Stored data entries

◆ ◆ ◆ ◆ ◆

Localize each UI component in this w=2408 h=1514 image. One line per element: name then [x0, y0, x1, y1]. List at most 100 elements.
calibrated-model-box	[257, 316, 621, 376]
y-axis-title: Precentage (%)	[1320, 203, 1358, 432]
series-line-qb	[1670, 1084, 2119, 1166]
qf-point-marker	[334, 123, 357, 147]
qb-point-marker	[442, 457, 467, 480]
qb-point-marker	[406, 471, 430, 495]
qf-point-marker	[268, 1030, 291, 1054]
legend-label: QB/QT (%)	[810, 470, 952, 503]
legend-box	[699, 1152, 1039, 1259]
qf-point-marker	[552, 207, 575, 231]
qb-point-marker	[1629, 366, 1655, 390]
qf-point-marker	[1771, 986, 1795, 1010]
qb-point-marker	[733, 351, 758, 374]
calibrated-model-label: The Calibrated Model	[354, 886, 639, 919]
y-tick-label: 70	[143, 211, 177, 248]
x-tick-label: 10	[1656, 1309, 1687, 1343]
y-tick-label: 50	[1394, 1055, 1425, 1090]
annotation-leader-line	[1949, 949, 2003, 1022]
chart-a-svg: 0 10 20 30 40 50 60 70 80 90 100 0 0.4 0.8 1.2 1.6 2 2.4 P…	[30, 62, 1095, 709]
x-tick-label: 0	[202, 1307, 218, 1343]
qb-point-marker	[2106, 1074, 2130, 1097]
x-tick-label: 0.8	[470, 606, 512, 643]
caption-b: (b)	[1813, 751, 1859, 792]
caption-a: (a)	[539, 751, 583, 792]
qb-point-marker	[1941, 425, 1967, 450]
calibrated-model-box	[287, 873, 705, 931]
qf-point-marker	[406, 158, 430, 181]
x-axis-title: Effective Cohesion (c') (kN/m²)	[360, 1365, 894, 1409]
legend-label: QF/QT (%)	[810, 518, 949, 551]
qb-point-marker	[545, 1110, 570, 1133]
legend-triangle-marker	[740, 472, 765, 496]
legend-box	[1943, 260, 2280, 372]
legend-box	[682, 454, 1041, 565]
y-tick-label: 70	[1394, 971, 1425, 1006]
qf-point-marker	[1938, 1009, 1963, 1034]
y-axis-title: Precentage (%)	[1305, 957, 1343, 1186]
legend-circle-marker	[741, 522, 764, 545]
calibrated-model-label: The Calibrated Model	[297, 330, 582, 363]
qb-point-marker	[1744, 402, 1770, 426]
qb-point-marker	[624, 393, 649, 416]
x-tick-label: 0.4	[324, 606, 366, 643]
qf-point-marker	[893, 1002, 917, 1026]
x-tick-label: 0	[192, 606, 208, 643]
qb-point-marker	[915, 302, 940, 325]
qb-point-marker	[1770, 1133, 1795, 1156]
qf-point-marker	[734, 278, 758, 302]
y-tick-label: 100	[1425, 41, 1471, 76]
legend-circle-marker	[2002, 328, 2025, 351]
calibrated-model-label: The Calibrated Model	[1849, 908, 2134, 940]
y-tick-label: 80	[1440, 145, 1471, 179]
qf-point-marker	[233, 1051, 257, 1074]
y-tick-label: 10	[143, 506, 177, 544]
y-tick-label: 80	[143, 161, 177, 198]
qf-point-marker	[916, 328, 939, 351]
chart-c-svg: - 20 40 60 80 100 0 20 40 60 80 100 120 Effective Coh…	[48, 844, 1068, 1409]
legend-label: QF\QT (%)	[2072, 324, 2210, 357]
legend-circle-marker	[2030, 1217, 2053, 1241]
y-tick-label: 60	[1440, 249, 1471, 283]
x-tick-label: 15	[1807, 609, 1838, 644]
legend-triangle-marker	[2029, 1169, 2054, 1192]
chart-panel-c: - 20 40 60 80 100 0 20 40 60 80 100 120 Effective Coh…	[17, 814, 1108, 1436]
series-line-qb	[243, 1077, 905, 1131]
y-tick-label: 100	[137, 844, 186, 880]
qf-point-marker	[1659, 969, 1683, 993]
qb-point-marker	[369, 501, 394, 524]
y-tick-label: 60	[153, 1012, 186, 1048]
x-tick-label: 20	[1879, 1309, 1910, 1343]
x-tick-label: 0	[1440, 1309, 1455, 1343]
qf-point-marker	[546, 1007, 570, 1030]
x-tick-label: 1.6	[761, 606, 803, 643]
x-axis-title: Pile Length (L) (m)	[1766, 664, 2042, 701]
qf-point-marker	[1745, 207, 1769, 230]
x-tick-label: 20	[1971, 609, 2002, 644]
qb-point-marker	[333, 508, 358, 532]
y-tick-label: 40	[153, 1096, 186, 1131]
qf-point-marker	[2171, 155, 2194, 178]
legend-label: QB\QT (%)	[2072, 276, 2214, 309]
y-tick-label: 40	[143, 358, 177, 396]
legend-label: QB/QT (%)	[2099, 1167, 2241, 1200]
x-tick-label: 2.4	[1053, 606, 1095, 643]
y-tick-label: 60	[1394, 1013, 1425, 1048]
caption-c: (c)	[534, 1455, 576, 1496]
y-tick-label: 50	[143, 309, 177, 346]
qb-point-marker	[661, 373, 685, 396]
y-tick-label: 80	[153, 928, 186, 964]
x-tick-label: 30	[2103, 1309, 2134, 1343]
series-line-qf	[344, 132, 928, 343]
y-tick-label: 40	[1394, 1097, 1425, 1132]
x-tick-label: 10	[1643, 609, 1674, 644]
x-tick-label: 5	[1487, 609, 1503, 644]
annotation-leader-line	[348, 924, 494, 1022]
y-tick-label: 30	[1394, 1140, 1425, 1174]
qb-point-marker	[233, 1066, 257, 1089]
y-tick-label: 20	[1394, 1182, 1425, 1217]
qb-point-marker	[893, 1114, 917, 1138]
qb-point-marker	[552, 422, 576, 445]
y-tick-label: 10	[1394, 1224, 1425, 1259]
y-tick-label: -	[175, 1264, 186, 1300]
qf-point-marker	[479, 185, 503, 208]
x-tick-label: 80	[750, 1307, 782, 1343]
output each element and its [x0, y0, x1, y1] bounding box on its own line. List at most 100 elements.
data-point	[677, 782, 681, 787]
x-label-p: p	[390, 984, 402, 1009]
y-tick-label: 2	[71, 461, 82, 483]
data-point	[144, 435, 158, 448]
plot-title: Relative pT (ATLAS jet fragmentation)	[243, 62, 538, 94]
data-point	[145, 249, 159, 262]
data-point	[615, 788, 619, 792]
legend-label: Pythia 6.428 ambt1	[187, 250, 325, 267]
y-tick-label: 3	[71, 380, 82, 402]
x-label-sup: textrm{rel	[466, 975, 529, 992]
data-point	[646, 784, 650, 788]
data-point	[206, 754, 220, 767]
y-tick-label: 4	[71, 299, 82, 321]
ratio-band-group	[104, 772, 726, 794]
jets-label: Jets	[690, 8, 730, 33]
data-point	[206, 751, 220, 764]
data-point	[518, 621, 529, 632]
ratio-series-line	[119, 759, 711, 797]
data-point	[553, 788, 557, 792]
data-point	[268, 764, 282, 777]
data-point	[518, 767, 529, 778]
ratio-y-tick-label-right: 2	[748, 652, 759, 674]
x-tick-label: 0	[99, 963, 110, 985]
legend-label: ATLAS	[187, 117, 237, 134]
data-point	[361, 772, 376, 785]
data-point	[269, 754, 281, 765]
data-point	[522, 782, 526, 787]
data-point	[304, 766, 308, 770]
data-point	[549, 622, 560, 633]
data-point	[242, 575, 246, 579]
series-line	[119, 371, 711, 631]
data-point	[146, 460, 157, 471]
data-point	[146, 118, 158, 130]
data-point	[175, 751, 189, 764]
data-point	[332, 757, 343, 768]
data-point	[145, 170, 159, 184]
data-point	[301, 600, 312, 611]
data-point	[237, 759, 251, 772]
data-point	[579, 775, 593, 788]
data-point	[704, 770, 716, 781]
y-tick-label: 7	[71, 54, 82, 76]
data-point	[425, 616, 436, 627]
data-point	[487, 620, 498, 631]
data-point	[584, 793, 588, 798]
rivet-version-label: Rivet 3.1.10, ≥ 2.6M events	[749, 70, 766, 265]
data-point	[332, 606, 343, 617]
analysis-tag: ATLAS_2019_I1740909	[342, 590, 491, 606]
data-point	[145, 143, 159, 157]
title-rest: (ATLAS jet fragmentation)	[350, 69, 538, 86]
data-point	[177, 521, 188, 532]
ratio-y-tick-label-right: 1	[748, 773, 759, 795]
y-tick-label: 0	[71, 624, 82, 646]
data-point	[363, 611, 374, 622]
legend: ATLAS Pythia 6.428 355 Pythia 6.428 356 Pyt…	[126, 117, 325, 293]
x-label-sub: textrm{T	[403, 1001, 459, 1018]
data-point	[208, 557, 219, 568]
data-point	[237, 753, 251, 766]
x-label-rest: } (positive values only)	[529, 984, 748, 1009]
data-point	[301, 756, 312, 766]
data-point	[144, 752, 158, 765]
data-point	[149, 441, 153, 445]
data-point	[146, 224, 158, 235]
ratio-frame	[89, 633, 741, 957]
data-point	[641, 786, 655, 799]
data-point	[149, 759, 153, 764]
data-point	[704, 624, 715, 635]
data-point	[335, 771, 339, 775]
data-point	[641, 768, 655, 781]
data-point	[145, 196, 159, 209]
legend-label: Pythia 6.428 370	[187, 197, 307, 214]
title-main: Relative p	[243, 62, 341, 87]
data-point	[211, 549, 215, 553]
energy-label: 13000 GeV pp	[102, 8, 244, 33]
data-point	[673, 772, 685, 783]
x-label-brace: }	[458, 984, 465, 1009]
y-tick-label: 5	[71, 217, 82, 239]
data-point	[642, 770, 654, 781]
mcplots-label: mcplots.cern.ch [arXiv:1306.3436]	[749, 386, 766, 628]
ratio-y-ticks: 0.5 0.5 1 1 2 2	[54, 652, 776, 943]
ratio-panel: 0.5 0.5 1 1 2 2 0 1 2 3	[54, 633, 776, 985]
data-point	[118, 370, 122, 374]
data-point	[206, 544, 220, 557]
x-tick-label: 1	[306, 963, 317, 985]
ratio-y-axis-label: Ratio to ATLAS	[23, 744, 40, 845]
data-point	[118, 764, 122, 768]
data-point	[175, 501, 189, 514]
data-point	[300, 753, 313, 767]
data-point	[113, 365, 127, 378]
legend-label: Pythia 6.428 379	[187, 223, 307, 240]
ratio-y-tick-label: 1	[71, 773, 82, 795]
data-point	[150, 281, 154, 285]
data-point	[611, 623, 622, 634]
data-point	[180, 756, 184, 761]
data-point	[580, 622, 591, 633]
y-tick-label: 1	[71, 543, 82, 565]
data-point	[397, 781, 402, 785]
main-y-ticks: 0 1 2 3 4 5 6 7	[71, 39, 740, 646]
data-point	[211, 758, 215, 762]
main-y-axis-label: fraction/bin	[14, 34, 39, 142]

◆ ◆ ◆ ◆ ◆

WORK REQUIRED: Return the rows verbatim, starting at the first row and ending at the row containing "302, 940, 325]", with both of those rows included.

RESPONSE TO THE TASK:
Localize each UI component in this w=2408 h=1514 image. One line per element: name then [x0, y0, x1, y1]. List at most 100 elements.
calibrated-model-box	[257, 316, 621, 376]
y-axis-title: Precentage (%)	[1320, 203, 1358, 432]
series-line-qb	[1670, 1084, 2119, 1166]
qf-point-marker	[334, 123, 357, 147]
qb-point-marker	[442, 457, 467, 480]
qb-point-marker	[406, 471, 430, 495]
qf-point-marker	[268, 1030, 291, 1054]
legend-label: QB/QT (%)	[810, 470, 952, 503]
legend-box	[699, 1152, 1039, 1259]
qf-point-marker	[552, 207, 575, 231]
qb-point-marker	[1629, 366, 1655, 390]
qf-point-marker	[1771, 986, 1795, 1010]
qb-point-marker	[733, 351, 758, 374]
calibrated-model-label: The Calibrated Model	[354, 886, 639, 919]
y-tick-label: 70	[143, 211, 177, 248]
x-tick-label: 10	[1656, 1309, 1687, 1343]
y-tick-label: 50	[1394, 1055, 1425, 1090]
annotation-leader-line	[1949, 949, 2003, 1022]
chart-a-svg: 0 10 20 30 40 50 60 70 80 90 100 0 0.4 0.8 1.2 1.6 2 2.4 P…	[30, 62, 1095, 709]
x-tick-label: 0	[202, 1307, 218, 1343]
qb-point-marker	[2106, 1074, 2130, 1097]
x-tick-label: 0.8	[470, 606, 512, 643]
caption-b: (b)	[1813, 751, 1859, 792]
caption-a: (a)	[539, 751, 583, 792]
qb-point-marker	[1941, 425, 1967, 450]
calibrated-model-box	[287, 873, 705, 931]
qf-point-marker	[406, 158, 430, 181]
x-axis-title: Effective Cohesion (c') (kN/m²)	[360, 1365, 894, 1409]
legend-label: QF/QT (%)	[810, 518, 949, 551]
qb-point-marker	[545, 1110, 570, 1133]
legend-triangle-marker	[740, 472, 765, 496]
legend-box	[1943, 260, 2280, 372]
legend-box	[682, 454, 1041, 565]
y-tick-label: 70	[1394, 971, 1425, 1006]
qf-point-marker	[1938, 1009, 1963, 1034]
y-axis-title: Precentage (%)	[1305, 957, 1343, 1186]
legend-circle-marker	[741, 522, 764, 545]
calibrated-model-label: The Calibrated Model	[297, 330, 582, 363]
qb-point-marker	[1744, 402, 1770, 426]
qb-point-marker	[624, 393, 649, 416]
x-tick-label: 0.4	[324, 606, 366, 643]
qf-point-marker	[893, 1002, 917, 1026]
x-tick-label: 0	[192, 606, 208, 643]
qb-point-marker	[915, 302, 940, 325]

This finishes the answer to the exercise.